What to produce -
Copy the data that follows, character for character, minus the pictures.

Items -
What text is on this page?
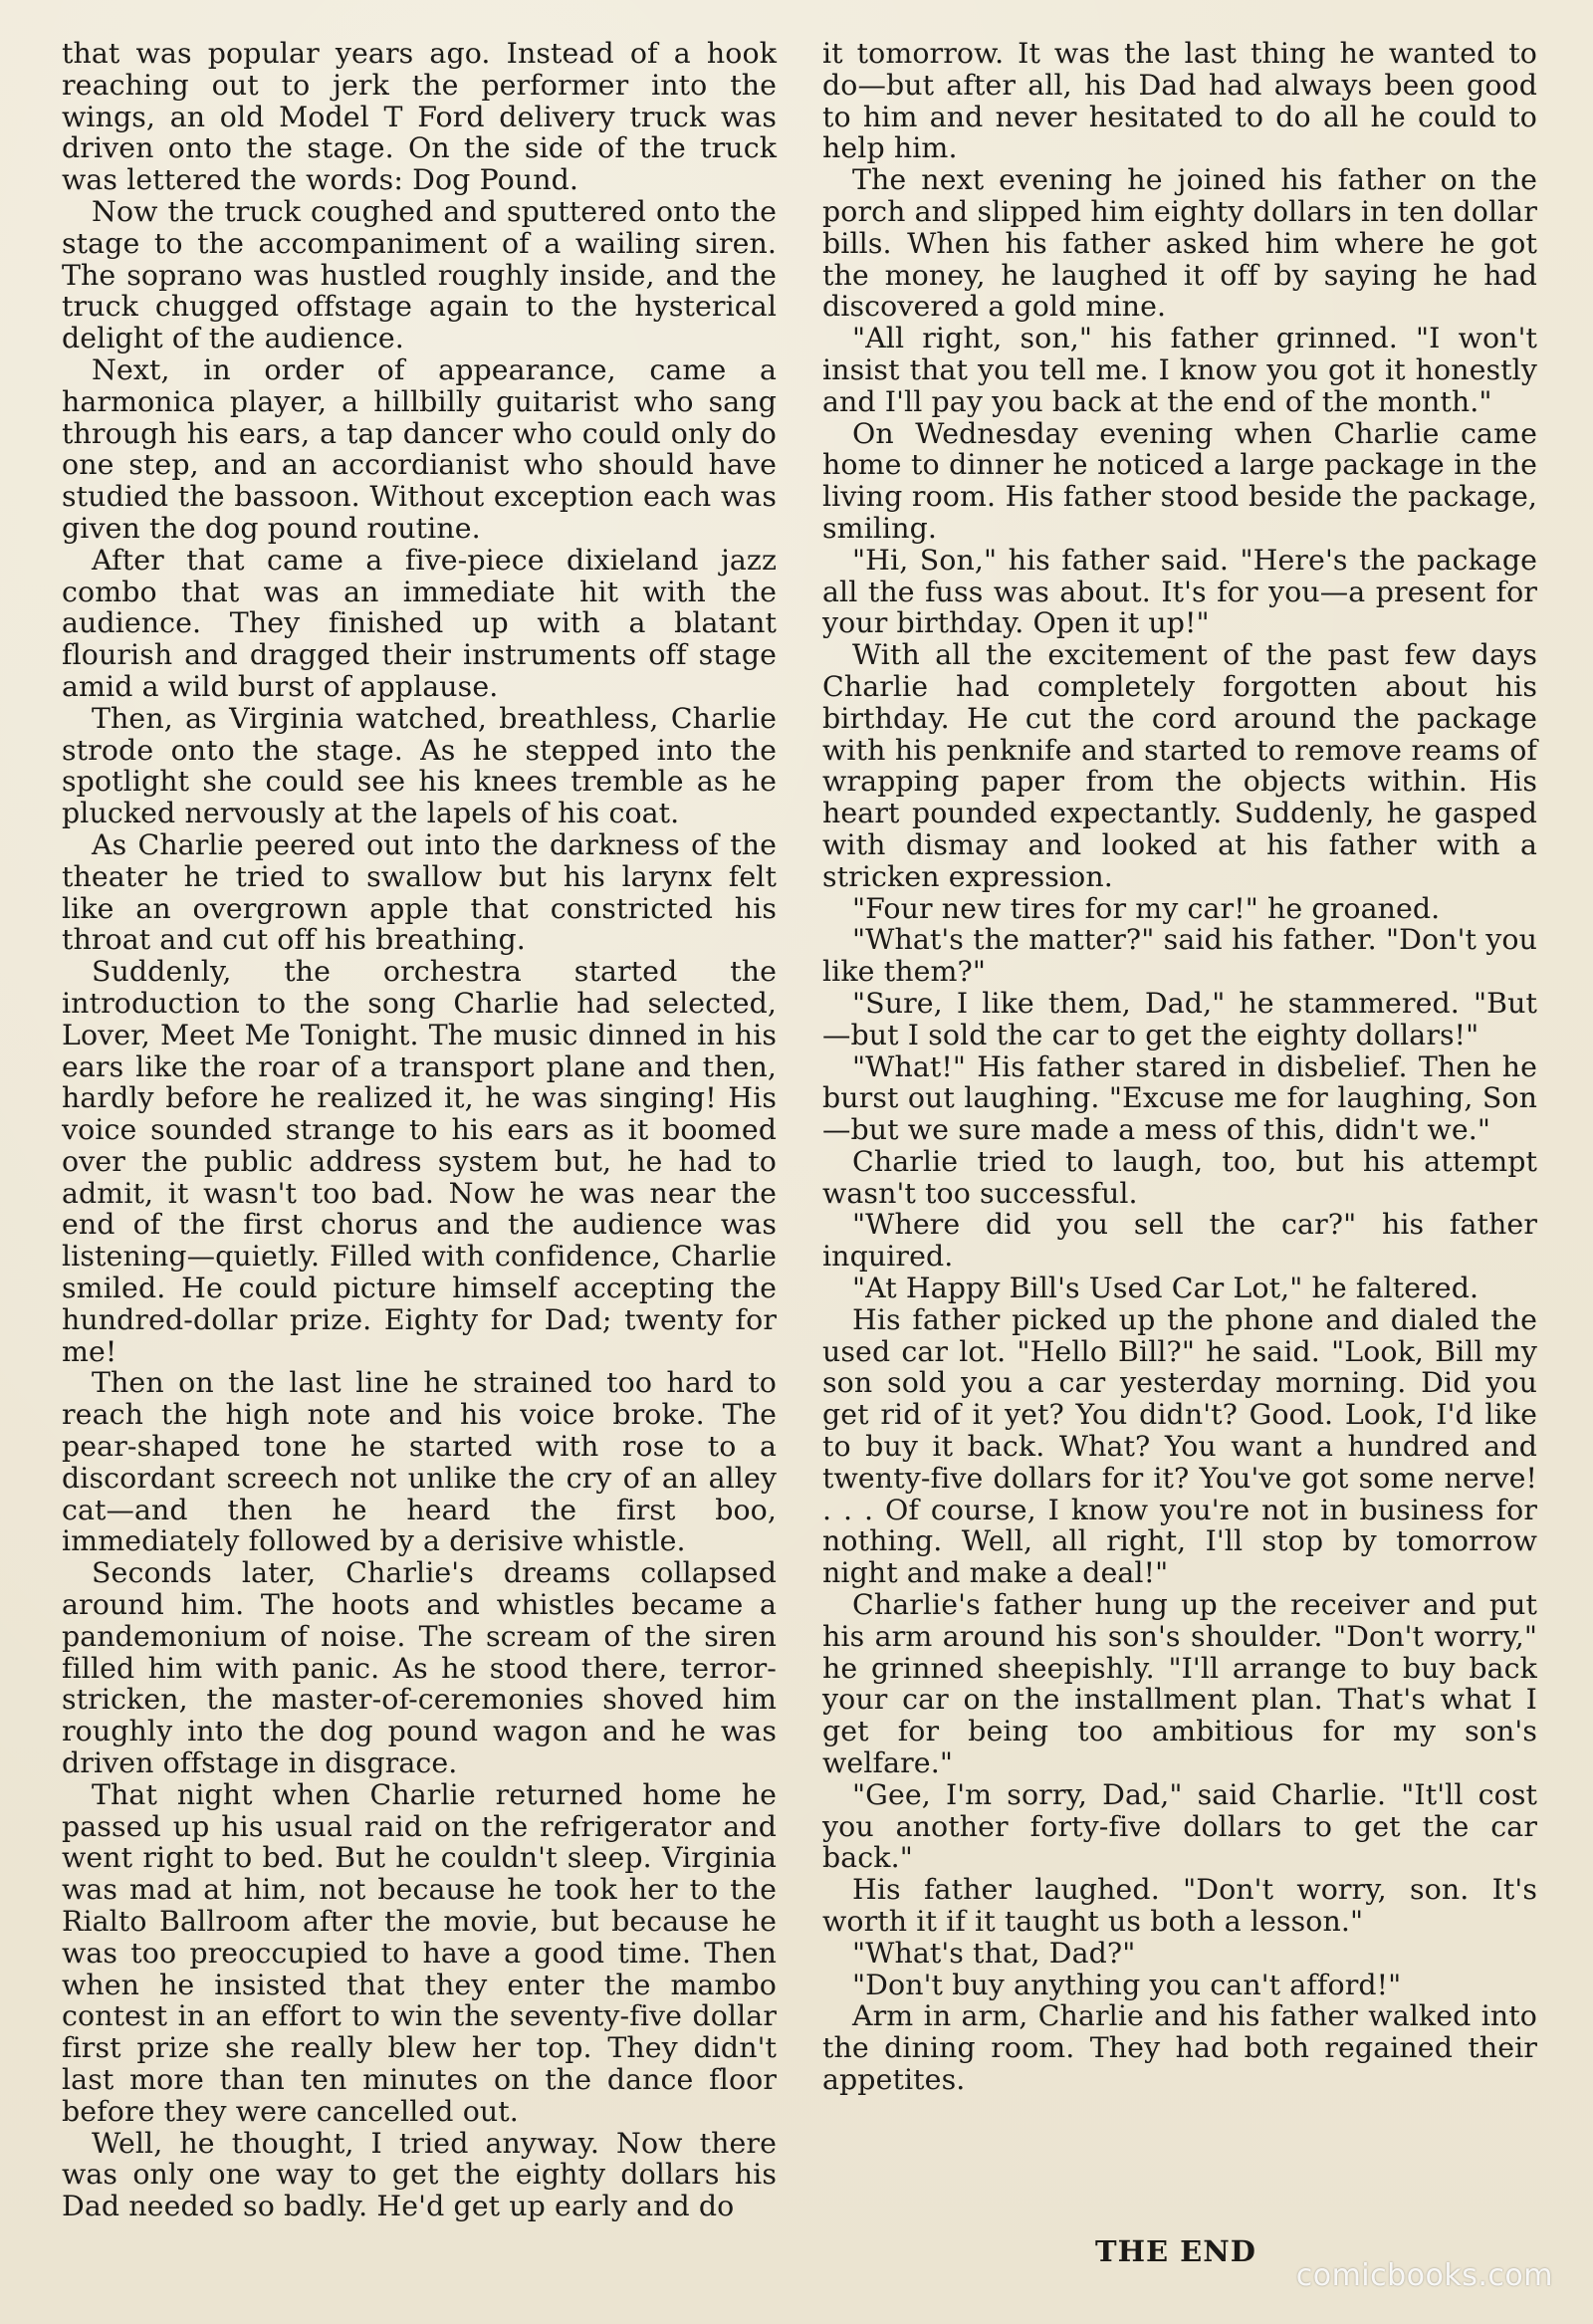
that was popular years ago. Instead of a hook reaching out to jerk the performer into the wings, an old Model T Ford delivery truck was driven onto the stage. On the side of the truck was lettered the words: Dog Pound.

Now the truck coughed and sputtered onto the stage to the accompaniment of a wailing siren. The soprano was hustled roughly inside, and the truck chugged offstage again to the hysterical delight of the audience.

Next, in order of appearance, came a harmonica player, a hillbilly guitarist who sang through his ears, a tap dancer who could only do one step, and an accordianist who should have studied the bassoon. Without exception each was given the dog pound routine.

After that came a five-piece dixieland jazz combo that was an immediate hit with the audience. They finished up with a blatant flourish and dragged their instruments off stage amid a wild burst of applause.

Then, as Virginia watched, breathless, Charlie strode onto the stage. As he stepped into the spotlight she could see his knees tremble as he plucked nervously at the lapels of his coat.

As Charlie peered out into the darkness of the theater he tried to swallow but his larynx felt like an overgrown apple that constricted his throat and cut off his breathing.

Suddenly, the orchestra started the introduction to the song Charlie had selected, Lover, Meet Me Tonight. The music dinned in his ears like the roar of a transport plane and then, hardly before he realized it, he was singing! His voice sounded strange to his ears as it boomed over the public address system but, he had to admit, it wasn't too bad. Now he was near the end of the first chorus and the audience was listening—quietly. Filled with confidence, Charlie smiled. He could picture himself accepting the hundred-dollar prize. Eighty for Dad; twenty for me!

Then on the last line he strained too hard to reach the high note and his voice broke. The pear-shaped tone he started with rose to a discordant screech not unlike the cry of an alley cat—and then he heard the first boo, immediately followed by a derisive whistle.

Seconds later, Charlie's dreams collapsed around him. The hoots and whistles became a pandemonium of noise. The scream of the siren filled him with panic. As he stood there, terror-stricken, the master-of-ceremonies shoved him roughly into the dog pound wagon and he was driven offstage in disgrace.

That night when Charlie returned home he passed up his usual raid on the refrigerator and went right to bed. But he couldn't sleep. Virginia was mad at him, not because he took her to the Rialto Ballroom after the movie, but because he was too preoccupied to have a good time. Then when he insisted that they enter the mambo contest in an effort to win the seventy-five dollar first prize she really blew her top. They didn't last more than ten minutes on the dance floor before they were cancelled out.

Well, he thought, I tried anyway. Now there was only one way to get the eighty dollars his Dad needed so badly. He'd get up early and do

it tomorrow. It was the last thing he wanted to do—but after all, his Dad had always been good to him and never hesitated to do all he could to help him.

The next evening he joined his father on the porch and slipped him eighty dollars in ten dollar bills. When his father asked him where he got the money, he laughed it off by saying he had discovered a gold mine.

"All right, son," his father grinned. "I won't insist that you tell me. I know you got it honestly and I'll pay you back at the end of the month."

On Wednesday evening when Charlie came home to dinner he noticed a large package in the living room. His father stood beside the package, smiling.

"Hi, Son," his father said. "Here's the package all the fuss was about. It's for you—a present for your birthday. Open it up!"

With all the excitement of the past few days Charlie had completely forgotten about his birthday. He cut the cord around the package with his penknife and started to remove reams of wrapping paper from the objects within. His heart pounded expectantly. Suddenly, he gasped with dismay and looked at his father with a stricken expression.

"Four new tires for my car!" he groaned.

"What's the matter?" said his father. "Don't you like them?"

"Sure, I like them, Dad," he stammered. "But —but I sold the car to get the eighty dollars!"

"What!" His father stared in disbelief. Then he burst out laughing. "Excuse me for laughing, Son—but we sure made a mess of this, didn't we."

Charlie tried to laugh, too, but his attempt wasn't too successful.

"Where did you sell the car?" his father inquired.

"At Happy Bill's Used Car Lot," he faltered.

His father picked up the phone and dialed the used car lot. "Hello Bill?" he said. "Look, Bill my son sold you a car yesterday morning. Did you get rid of it yet? You didn't? Good. Look, I'd like to buy it back. What? You want a hundred and twenty-five dollars for it? You've got some nerve! . . . Of course, I know you're not in business for nothing. Well, all right, I'll stop by tomorrow night and make a deal!"

Charlie's father hung up the receiver and put his arm around his son's shoulder. "Don't worry," he grinned sheepishly. "I'll arrange to buy back your car on the installment plan. That's what I get for being too ambitious for my son's welfare."

"Gee, I'm sorry, Dad," said Charlie. "It'll cost you another forty-five dollars to get the car back."

His father laughed. "Don't worry, son. It's worth it if it taught us both a lesson."

"What's that, Dad?"

"Don't buy anything you can't afford!"

Arm in arm, Charlie and his father walked into the dining room. They had both regained their appetites.

THE END
comicbooks.com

Solution to this task -
What text is on this page?
that was popular years ago. Instead of a hook reaching out to jerk the performer into the wings, an old Model T Ford delivery truck was driven onto the stage. On the side of the truck was lettered the words: Dog Pound.

Now the truck coughed and sputtered onto the stage to the accompaniment of a wailing siren. The soprano was hustled roughly inside, and the truck chugged offstage again to the hysterical delight of the audience.

Next, in order of appearance, came a harmonica player, a hillbilly guitarist who sang through his ears, a tap dancer who could only do one step, and an accordianist who should have studied the bassoon. Without exception each was given the dog pound routine.

After that came a five-piece dixieland jazz combo that was an immediate hit with the audience. They finished up with a blatant flourish and dragged their instruments off stage amid a wild burst of applause.

Then, as Virginia watched, breathless, Charlie strode onto the stage. As he stepped into the spotlight she could see his knees tremble as he plucked nervously at the lapels of his coat.

As Charlie peered out into the darkness of the theater he tried to swallow but his larynx felt like an overgrown apple that constricted his throat and cut off his breathing.

Suddenly, the orchestra started the introduction to the song Charlie had selected, Lover, Meet Me Tonight. The music dinned in his ears like the roar of a transport plane and then, hardly before he realized it, he was singing! His voice sounded strange to his ears as it boomed over the public address system but, he had to admit, it wasn't too bad. Now he was near the end of the first chorus and the audience was listening—quietly. Filled with confidence, Charlie smiled. He could picture himself accepting the hundred-dollar prize. Eighty for Dad; twenty for me!

Then on the last line he strained too hard to reach the high note and his voice broke. The pear-shaped tone he started with rose to a discordant screech not unlike the cry of an alley cat—and then he heard the first boo, immediately followed by a derisive whistle.

Seconds later, Charlie's dreams collapsed around him. The hoots and whistles became a pandemonium of noise. The scream of the siren filled him with panic. As he stood there, terror-stricken, the master-of-ceremonies shoved him roughly into the dog pound wagon and he was driven offstage in disgrace.

That night when Charlie returned home he passed up his usual raid on the refrigerator and went right to bed. But he couldn't sleep. Virginia was mad at him, not because he took her to the Rialto Ballroom after the movie, but because he was too preoccupied to have a good time. Then when he insisted that they enter the mambo contest in an effort to win the seventy-five dollar first prize she really blew her top. They didn't last more than ten minutes on the dance floor before they were cancelled out.

Well, he thought, I tried anyway. Now there was only one way to get the eighty dollars his Dad needed so badly. He'd get up early and do

it tomorrow. It was the last thing he wanted to do—but after all, his Dad had always been good to him and never hesitated to do all he could to help him.

The next evening he joined his father on the porch and slipped him eighty dollars in ten dollar bills. When his father asked him where he got the money, he laughed it off by saying he had discovered a gold mine.

"All right, son," his father grinned. "I won't insist that you tell me. I know you got it honestly and I'll pay you back at the end of the month."

On Wednesday evening when Charlie came home to dinner he noticed a large package in the living room. His father stood beside the package, smiling.

"Hi, Son," his father said. "Here's the package all the fuss was about. It's for you—a present for your birthday. Open it up!"

With all the excitement of the past few days Charlie had completely forgotten about his birthday. He cut the cord around the package with his penknife and started to remove reams of wrapping paper from the objects within. His heart pounded expectantly. Suddenly, he gasped with dismay and looked at his father with a stricken expression.

"Four new tires for my car!" he groaned.

"What's the matter?" said his father. "Don't you like them?"

"Sure, I like them, Dad," he stammered. "But —but I sold the car to get the eighty dollars!"

"What!" His father stared in disbelief. Then he burst out laughing. "Excuse me for laughing, Son—but we sure made a mess of this, didn't we."

Charlie tried to laugh, too, but his attempt wasn't too successful.

"Where did you sell the car?" his father inquired.

"At Happy Bill's Used Car Lot," he faltered.

His father picked up the phone and dialed the used car lot. "Hello Bill?" he said. "Look, Bill my son sold you a car yesterday morning. Did you get rid of it yet? You didn't? Good. Look, I'd like to buy it back. What? You want a hundred and twenty-five dollars for it? You've got some nerve! . . . Of course, I know you're not in business for nothing. Well, all right, I'll stop by tomorrow night and make a deal!"

Charlie's father hung up the receiver and put his arm around his son's shoulder. "Don't worry," he grinned sheepishly. "I'll arrange to buy back your car on the installment plan. That's what I get for being too ambitious for my son's welfare."

"Gee, I'm sorry, Dad," said Charlie. "It'll cost you another forty-five dollars to get the car back."

His father laughed. "Don't worry, son. It's worth it if it taught us both a lesson."

"What's that, Dad?"

"Don't buy anything you can't afford!"

Arm in arm, Charlie and his father walked into the dining room. They had both regained their appetites.

THE END
comicbooks.com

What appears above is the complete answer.